STATED GOAL
Repeat the listing in full, preserving every character.
===== EXTRACTED DATA =====
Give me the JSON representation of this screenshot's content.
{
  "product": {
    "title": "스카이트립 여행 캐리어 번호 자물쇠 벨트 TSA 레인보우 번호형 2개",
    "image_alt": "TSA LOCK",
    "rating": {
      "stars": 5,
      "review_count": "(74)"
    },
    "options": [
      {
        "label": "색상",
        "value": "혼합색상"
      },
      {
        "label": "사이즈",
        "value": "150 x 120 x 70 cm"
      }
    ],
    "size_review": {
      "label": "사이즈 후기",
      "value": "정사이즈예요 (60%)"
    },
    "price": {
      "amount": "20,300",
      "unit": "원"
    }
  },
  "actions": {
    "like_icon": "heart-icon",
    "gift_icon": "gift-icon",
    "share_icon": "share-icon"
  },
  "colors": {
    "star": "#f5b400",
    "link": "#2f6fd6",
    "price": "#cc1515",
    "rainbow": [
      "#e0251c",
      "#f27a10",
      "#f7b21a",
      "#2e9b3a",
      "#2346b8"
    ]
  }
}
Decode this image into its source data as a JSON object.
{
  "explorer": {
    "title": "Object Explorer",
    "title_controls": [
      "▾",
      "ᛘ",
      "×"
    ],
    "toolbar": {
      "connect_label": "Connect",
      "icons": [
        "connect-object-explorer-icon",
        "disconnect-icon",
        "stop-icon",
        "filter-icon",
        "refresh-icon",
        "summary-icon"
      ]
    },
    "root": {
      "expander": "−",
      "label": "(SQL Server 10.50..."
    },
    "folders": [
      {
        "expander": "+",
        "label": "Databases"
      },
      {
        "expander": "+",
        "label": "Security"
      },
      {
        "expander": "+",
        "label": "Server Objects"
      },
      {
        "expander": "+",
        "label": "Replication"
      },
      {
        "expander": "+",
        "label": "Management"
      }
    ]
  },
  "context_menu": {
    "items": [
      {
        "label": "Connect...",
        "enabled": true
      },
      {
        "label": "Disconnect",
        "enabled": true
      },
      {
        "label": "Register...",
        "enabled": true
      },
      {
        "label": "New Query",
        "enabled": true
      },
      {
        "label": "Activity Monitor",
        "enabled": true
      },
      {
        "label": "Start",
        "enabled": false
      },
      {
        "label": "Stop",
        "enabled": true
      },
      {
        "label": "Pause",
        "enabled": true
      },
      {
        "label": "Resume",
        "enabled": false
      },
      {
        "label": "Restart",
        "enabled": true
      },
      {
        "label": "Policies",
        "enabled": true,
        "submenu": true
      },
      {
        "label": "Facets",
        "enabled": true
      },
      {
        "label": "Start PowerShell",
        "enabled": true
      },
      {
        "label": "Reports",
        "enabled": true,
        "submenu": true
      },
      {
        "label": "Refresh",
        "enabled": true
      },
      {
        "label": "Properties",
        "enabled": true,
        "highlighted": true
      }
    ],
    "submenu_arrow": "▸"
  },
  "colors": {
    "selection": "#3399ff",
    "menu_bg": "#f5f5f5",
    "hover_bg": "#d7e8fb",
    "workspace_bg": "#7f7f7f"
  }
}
=====
OUTPUT FOR THIS EXERCISE
Give me the JSON representation of this screenshot's content.
{
  "product": {
    "title": "스카이트립 여행 캐리어 번호 자물쇠 벨트 TSA 레인보우 번호형 2개",
    "image_alt": "TSA LOCK",
    "rating": {
      "stars": 5,
      "review_count": "(74)"
    },
    "options": [
      {
        "label": "색상",
        "value": "혼합색상"
      },
      {
        "label": "사이즈",
        "value": "150 x 120 x 70 cm"
      }
    ],
    "size_review": {
      "label": "사이즈 후기",
      "value": "정사이즈예요 (60%)"
    },
    "price": {
      "amount": "20,300",
      "unit": "원"
    }
  },
  "actions": {
    "like_icon": "heart-icon",
    "gift_icon": "gift-icon",
    "share_icon": "share-icon"
  },
  "colors": {
    "star": "#f5b400",
    "link": "#2f6fd6",
    "price": "#cc1515",
    "rainbow": [
      "#e0251c",
      "#f27a10",
      "#f7b21a",
      "#2e9b3a",
      "#2346b8"
    ]
  }
}
Decode this image into its source data as a JSON object.
{
  "explorer": {
    "title": "Object Explorer",
    "title_controls": [
      "▾",
      "ᛘ",
      "×"
    ],
    "toolbar": {
      "connect_label": "Connect",
      "icons": [
        "connect-object-explorer-icon",
        "disconnect-icon",
        "stop-icon",
        "filter-icon",
        "refresh-icon",
        "summary-icon"
      ]
    },
    "root": {
      "expander": "−",
      "label": "(SQL Server 10.50..."
    },
    "folders": [
      {
        "expander": "+",
        "label": "Databases"
      },
      {
        "expander": "+",
        "label": "Security"
      },
      {
        "expander": "+",
        "label": "Server Objects"
      },
      {
        "expander": "+",
        "label": "Replication"
      },
      {
        "expander": "+",
        "label": "Management"
      }
    ]
  },
  "context_menu": {
    "items": [
      {
        "label": "Connect...",
        "enabled": true
      },
      {
        "label": "Disconnect",
        "enabled": true
      },
      {
        "label": "Register...",
        "enabled": true
      },
      {
        "label": "New Query",
        "enabled": true
      },
      {
        "label": "Activity Monitor",
        "enabled": true
      },
      {
        "label": "Start",
        "enabled": false
      },
      {
        "label": "Stop",
        "enabled": true
      },
      {
        "label": "Pause",
        "enabled": true
      },
      {
        "label": "Resume",
        "enabled": false
      },
      {
        "label": "Restart",
        "enabled": true
      },
      {
        "label": "Policies",
        "enabled": true,
        "submenu": true
      },
      {
        "label": "Facets",
        "enabled": true
      },
      {
        "label": "Start PowerShell",
        "enabled": true
      },
      {
        "label": "Reports",
        "enabled": true,
        "submenu": true
      },
      {
        "label": "Refresh",
        "enabled": true
      },
      {
        "label": "Properties",
        "enabled": true,
        "highlighted": true
      }
    ],
    "submenu_arrow": "▸"
  },
  "colors": {
    "selection": "#3399ff",
    "menu_bg": "#f5f5f5",
    "hover_bg": "#d7e8fb",
    "workspace_bg": "#7f7f7f"
  }
}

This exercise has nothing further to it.